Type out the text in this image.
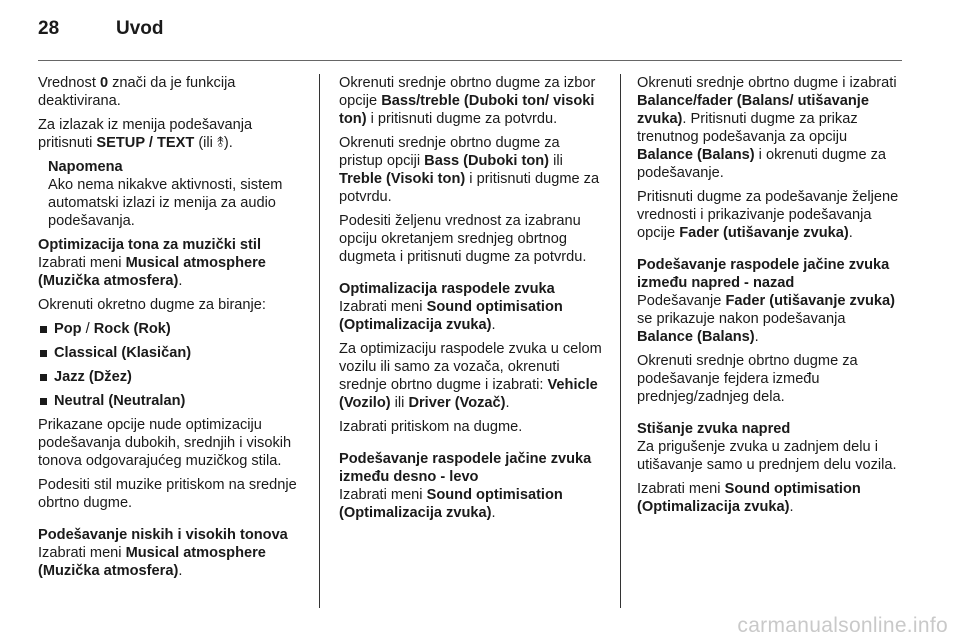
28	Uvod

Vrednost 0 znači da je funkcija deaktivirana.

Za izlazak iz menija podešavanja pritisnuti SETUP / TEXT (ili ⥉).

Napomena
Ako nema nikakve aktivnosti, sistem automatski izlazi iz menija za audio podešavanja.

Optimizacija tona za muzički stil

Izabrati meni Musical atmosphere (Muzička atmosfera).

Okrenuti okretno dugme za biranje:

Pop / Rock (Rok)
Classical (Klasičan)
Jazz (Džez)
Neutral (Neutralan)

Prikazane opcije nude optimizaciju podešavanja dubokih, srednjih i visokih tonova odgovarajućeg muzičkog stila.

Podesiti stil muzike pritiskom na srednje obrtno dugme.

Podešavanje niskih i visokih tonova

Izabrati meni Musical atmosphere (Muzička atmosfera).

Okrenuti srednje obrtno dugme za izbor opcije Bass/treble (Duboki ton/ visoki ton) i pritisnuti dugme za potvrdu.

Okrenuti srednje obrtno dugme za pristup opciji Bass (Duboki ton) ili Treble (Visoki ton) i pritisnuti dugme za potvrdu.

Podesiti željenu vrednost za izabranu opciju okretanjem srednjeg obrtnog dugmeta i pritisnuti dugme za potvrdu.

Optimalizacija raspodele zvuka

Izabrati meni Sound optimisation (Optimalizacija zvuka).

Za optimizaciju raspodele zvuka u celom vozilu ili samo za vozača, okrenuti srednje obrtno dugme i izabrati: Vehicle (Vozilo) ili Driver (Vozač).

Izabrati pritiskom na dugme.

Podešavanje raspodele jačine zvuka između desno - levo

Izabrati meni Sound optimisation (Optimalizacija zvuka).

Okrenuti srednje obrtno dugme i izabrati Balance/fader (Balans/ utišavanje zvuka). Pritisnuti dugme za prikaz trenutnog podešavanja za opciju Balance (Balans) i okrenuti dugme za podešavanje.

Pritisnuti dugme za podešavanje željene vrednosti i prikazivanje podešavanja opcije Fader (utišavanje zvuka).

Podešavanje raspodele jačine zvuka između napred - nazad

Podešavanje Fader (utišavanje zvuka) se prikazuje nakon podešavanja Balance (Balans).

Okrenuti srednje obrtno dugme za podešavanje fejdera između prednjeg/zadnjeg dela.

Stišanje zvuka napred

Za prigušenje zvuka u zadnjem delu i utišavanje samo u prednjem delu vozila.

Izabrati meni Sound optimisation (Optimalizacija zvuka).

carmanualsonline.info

────────────────

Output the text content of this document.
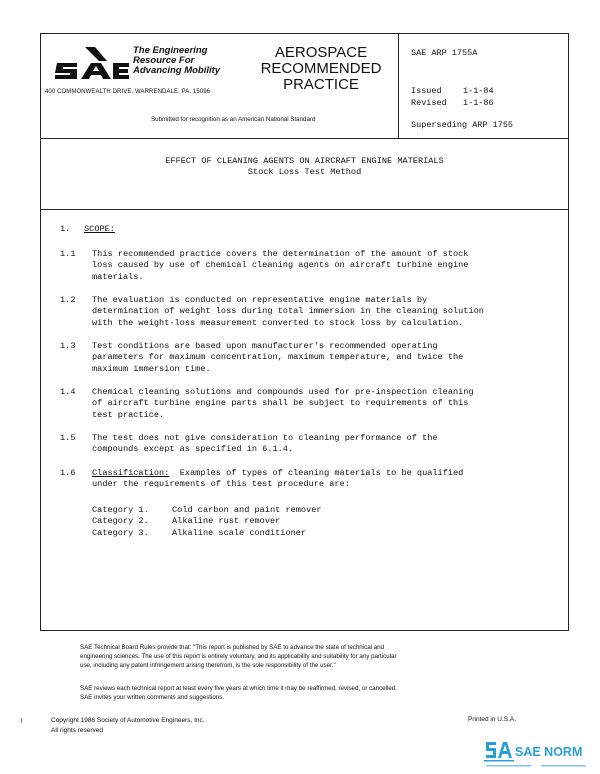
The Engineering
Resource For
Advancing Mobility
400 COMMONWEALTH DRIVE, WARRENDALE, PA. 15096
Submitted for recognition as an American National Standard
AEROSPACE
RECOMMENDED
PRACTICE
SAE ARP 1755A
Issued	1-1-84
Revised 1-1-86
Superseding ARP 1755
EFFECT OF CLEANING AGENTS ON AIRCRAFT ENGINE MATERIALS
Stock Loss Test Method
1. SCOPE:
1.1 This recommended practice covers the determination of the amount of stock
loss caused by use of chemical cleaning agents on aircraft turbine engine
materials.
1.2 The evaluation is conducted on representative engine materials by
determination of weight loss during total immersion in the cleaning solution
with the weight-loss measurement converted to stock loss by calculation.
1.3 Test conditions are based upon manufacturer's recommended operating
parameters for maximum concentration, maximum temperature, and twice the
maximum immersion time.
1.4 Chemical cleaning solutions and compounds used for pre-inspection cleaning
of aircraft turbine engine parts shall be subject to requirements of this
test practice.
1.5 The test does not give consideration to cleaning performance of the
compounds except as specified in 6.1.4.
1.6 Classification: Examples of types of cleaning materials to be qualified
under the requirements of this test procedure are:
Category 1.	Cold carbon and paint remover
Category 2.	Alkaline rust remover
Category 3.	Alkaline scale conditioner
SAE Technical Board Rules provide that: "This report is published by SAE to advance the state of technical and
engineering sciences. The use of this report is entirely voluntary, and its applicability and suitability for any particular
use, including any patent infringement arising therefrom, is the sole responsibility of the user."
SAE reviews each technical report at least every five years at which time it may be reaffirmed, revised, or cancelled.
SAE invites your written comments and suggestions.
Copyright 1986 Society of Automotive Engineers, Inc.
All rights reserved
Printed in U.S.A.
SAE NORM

────────────────

[EXERCISE REQUIREMENTS] In the entries above, identify every line with the word "Balans". Copy those lines.

[ANSWER FOR THE TASK]
Okrenuti srednje obrtno dugme i izabrati Balance/fader (Balans/ utišavanje zvuka). Pritisnuti dugme za prikaz trenutnog podešavanja za opciju Balance (Balans) i okrenuti dugme za podešavanje.
Podešavanje Fader (utišavanje zvuka) se prikazuje nakon podešavanja Balance (Balans).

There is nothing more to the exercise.